__Task directions__. Please write out every entry below, word for word.

(Stored entries)
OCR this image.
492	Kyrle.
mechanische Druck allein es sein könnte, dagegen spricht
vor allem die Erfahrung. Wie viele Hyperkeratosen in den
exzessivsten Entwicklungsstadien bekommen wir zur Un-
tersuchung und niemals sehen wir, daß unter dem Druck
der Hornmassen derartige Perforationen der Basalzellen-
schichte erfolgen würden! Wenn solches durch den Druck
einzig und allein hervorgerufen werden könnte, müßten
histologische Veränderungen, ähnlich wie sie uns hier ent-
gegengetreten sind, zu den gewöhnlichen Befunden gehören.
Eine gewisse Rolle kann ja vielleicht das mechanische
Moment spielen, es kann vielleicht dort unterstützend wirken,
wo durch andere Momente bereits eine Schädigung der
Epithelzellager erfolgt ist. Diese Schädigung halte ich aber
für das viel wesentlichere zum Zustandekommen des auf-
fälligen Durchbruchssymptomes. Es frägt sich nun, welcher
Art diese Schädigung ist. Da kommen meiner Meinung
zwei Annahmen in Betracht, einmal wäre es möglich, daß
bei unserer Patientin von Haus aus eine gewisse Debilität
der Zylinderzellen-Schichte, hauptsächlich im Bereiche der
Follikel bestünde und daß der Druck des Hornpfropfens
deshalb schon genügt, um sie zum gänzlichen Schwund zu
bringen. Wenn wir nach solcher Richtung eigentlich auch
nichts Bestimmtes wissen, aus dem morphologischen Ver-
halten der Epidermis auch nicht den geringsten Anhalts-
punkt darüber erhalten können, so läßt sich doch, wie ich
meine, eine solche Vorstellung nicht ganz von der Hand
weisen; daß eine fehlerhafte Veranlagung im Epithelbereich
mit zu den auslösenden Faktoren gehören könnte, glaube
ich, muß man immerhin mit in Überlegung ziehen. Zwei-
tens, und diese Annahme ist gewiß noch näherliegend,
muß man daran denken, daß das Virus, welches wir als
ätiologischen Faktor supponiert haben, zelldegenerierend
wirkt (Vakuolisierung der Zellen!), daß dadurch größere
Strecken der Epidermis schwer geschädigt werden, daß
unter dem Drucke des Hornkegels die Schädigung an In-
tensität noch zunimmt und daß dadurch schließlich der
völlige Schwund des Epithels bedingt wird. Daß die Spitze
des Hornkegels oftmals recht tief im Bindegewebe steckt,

__Finished task__.
OCR this image.
492	Kyrle.
mechanische Druck allein es sein könnte, dagegen spricht
vor allem die Erfahrung. Wie viele Hyperkeratosen in den
exzessivsten Entwicklungsstadien bekommen wir zur Un-
tersuchung und niemals sehen wir, daß unter dem Druck
der Hornmassen derartige Perforationen der Basalzellen-
schichte erfolgen würden! Wenn solches durch den Druck
einzig und allein hervorgerufen werden könnte, müßten
histologische Veränderungen, ähnlich wie sie uns hier ent-
gegengetreten sind, zu den gewöhnlichen Befunden gehören.
Eine gewisse Rolle kann ja vielleicht das mechanische
Moment spielen, es kann vielleicht dort unterstützend wirken,
wo durch andere Momente bereits eine Schädigung der
Epithelzellager erfolgt ist. Diese Schädigung halte ich aber
für das viel wesentlichere zum Zustandekommen des auf-
fälligen Durchbruchssymptomes. Es frägt sich nun, welcher
Art diese Schädigung ist. Da kommen meiner Meinung
zwei Annahmen in Betracht, einmal wäre es möglich, daß
bei unserer Patientin von Haus aus eine gewisse Debilität
der Zylinderzellen-Schichte, hauptsächlich im Bereiche der
Follikel bestünde und daß der Druck des Hornpfropfens
deshalb schon genügt, um sie zum gänzlichen Schwund zu
bringen. Wenn wir nach solcher Richtung eigentlich auch
nichts Bestimmtes wissen, aus dem morphologischen Ver-
halten der Epidermis auch nicht den geringsten Anhalts-
punkt darüber erhalten können, so läßt sich doch, wie ich
meine, eine solche Vorstellung nicht ganz von der Hand
weisen; daß eine fehlerhafte Veranlagung im Epithelbereich
mit zu den auslösenden Faktoren gehören könnte, glaube
ich, muß man immerhin mit in Überlegung ziehen. Zwei-
tens, und diese Annahme ist gewiß noch näherliegend,
muß man daran denken, daß das Virus, welches wir als
ätiologischen Faktor supponiert haben, zelldegenerierend
wirkt (Vakuolisierung der Zellen!), daß dadurch größere
Strecken der Epidermis schwer geschädigt werden, daß
unter dem Drucke des Hornkegels die Schädigung an In-
tensität noch zunimmt und daß dadurch schließlich der
völlige Schwund des Epithels bedingt wird. Daß die Spitze
des Hornkegels oftmals recht tief im Bindegewebe steckt,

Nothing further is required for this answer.